Directive:
From the listing below, extract every line containing "weight".

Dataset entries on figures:
====================
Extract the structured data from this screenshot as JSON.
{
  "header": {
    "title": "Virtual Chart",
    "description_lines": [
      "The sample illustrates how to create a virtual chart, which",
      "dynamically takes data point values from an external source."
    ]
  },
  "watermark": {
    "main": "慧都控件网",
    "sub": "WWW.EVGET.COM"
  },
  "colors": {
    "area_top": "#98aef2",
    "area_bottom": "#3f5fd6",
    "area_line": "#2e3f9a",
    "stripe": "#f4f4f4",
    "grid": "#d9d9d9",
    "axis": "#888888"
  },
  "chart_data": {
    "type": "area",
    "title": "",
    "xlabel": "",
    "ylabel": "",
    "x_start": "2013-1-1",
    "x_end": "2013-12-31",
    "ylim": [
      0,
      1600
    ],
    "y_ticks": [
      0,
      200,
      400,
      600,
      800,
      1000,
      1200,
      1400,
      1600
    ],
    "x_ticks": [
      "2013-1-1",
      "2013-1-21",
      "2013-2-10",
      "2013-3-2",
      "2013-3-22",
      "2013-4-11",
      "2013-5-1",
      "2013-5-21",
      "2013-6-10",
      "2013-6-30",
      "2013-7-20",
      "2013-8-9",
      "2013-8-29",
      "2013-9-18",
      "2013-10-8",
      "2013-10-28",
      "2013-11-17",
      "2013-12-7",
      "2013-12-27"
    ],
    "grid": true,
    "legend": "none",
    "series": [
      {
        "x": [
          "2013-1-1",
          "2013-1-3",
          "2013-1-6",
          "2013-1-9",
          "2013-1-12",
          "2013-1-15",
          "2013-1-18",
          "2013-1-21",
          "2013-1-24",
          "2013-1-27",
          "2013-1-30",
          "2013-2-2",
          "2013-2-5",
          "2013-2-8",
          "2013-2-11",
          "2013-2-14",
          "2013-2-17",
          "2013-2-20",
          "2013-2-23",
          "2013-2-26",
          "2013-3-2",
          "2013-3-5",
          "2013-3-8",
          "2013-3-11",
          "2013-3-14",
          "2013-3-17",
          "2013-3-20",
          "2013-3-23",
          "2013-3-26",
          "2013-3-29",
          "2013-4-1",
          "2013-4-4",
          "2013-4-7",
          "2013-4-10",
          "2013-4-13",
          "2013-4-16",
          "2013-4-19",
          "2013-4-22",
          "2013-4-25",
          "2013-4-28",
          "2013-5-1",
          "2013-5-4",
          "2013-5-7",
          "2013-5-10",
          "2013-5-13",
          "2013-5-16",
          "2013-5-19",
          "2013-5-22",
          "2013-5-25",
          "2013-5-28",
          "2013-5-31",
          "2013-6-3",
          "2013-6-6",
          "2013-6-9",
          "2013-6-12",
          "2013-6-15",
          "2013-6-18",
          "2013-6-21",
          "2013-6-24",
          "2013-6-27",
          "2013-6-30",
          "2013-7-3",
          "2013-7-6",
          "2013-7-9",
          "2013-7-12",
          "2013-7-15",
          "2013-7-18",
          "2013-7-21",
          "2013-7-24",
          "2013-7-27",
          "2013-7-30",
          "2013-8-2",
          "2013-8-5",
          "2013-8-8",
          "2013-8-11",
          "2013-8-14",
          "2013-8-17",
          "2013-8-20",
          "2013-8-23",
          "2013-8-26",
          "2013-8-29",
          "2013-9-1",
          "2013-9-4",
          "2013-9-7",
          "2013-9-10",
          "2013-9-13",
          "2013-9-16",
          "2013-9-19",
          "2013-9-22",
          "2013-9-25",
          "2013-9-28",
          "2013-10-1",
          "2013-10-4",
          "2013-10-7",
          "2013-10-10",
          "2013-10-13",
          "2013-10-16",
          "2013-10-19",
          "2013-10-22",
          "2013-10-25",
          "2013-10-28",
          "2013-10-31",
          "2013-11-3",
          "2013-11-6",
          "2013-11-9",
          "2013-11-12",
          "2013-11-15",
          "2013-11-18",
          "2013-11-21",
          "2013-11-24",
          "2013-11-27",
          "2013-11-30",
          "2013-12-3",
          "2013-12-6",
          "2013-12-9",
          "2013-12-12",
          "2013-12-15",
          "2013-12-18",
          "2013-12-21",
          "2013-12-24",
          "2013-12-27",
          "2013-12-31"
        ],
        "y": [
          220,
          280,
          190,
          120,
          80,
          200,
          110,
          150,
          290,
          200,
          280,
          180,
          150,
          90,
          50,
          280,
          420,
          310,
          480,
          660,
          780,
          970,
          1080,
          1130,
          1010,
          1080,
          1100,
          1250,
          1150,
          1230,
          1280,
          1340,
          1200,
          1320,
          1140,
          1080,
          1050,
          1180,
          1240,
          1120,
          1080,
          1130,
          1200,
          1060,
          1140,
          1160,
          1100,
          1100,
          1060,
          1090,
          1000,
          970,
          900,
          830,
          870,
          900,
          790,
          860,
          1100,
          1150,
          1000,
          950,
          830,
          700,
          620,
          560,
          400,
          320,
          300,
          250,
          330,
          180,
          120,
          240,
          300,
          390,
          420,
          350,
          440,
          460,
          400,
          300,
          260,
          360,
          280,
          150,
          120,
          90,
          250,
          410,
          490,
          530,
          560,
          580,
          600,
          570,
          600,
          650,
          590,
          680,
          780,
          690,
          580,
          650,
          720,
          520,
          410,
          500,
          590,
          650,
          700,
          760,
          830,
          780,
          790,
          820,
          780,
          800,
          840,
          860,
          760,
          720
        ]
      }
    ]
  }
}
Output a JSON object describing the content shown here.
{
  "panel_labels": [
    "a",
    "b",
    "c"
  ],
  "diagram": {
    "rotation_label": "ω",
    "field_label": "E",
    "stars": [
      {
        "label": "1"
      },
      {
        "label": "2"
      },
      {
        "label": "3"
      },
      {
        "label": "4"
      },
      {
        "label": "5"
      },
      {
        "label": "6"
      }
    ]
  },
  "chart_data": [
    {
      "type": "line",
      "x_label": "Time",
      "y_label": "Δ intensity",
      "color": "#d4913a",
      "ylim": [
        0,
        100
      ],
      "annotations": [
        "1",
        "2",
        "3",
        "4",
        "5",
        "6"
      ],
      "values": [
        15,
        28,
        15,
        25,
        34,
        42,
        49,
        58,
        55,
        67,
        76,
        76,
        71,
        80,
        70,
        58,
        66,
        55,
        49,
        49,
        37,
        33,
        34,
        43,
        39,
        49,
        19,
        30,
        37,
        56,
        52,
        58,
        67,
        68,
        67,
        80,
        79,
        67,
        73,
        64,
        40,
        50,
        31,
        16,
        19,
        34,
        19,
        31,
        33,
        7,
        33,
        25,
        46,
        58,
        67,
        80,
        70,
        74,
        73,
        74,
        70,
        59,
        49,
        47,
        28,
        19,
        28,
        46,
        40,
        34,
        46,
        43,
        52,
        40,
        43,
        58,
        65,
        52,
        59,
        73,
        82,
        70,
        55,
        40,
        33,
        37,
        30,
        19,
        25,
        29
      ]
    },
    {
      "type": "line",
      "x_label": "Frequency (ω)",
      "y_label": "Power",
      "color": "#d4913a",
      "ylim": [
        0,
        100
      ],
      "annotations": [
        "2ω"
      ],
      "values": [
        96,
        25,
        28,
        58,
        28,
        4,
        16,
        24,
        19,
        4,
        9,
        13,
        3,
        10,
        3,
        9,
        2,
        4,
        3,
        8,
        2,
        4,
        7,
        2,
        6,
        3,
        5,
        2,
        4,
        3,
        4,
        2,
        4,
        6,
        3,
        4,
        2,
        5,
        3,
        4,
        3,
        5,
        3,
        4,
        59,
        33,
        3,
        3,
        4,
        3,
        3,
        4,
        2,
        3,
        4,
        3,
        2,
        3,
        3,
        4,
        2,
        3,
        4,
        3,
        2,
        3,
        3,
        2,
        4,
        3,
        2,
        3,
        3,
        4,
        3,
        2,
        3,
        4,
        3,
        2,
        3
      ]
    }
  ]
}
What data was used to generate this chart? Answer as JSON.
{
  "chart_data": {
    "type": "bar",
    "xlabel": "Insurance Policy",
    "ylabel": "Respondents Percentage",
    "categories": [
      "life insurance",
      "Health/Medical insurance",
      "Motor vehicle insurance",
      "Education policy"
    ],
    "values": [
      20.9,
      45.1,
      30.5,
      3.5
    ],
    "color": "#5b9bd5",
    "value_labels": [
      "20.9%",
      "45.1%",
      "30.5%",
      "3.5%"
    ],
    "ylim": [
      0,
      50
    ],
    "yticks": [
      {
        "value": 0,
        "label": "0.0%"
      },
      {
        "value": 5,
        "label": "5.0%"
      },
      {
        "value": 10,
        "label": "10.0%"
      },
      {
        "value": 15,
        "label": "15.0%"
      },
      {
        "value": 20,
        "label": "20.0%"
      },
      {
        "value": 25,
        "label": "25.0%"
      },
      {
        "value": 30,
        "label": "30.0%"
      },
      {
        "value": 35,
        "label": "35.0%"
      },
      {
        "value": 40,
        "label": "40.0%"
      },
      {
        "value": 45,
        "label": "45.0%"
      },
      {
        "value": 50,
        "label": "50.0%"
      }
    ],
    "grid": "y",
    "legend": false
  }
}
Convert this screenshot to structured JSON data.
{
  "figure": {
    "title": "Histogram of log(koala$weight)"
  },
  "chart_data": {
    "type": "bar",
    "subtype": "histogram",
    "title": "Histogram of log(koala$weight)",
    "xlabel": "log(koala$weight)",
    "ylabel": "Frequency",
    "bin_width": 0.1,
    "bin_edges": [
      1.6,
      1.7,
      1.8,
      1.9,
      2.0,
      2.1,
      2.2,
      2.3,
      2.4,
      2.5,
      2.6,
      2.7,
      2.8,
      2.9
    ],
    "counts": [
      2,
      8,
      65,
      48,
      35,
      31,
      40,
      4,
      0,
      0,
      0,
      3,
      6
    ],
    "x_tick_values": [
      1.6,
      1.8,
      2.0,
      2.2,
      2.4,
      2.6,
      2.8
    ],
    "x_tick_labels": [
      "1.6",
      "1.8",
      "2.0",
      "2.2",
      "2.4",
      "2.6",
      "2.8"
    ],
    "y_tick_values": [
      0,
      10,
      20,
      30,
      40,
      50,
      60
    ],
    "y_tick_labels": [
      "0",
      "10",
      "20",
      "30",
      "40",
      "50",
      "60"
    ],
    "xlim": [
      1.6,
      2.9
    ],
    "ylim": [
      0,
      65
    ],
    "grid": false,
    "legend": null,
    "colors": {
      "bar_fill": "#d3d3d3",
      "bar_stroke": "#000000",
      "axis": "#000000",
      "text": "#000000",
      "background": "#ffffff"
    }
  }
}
====================
Output of the exercise:
    "title": "Histogram of log(koala$weight)"
    "title": "Histogram of log(koala$weight)",
    "xlabel": "log(koala$weight)",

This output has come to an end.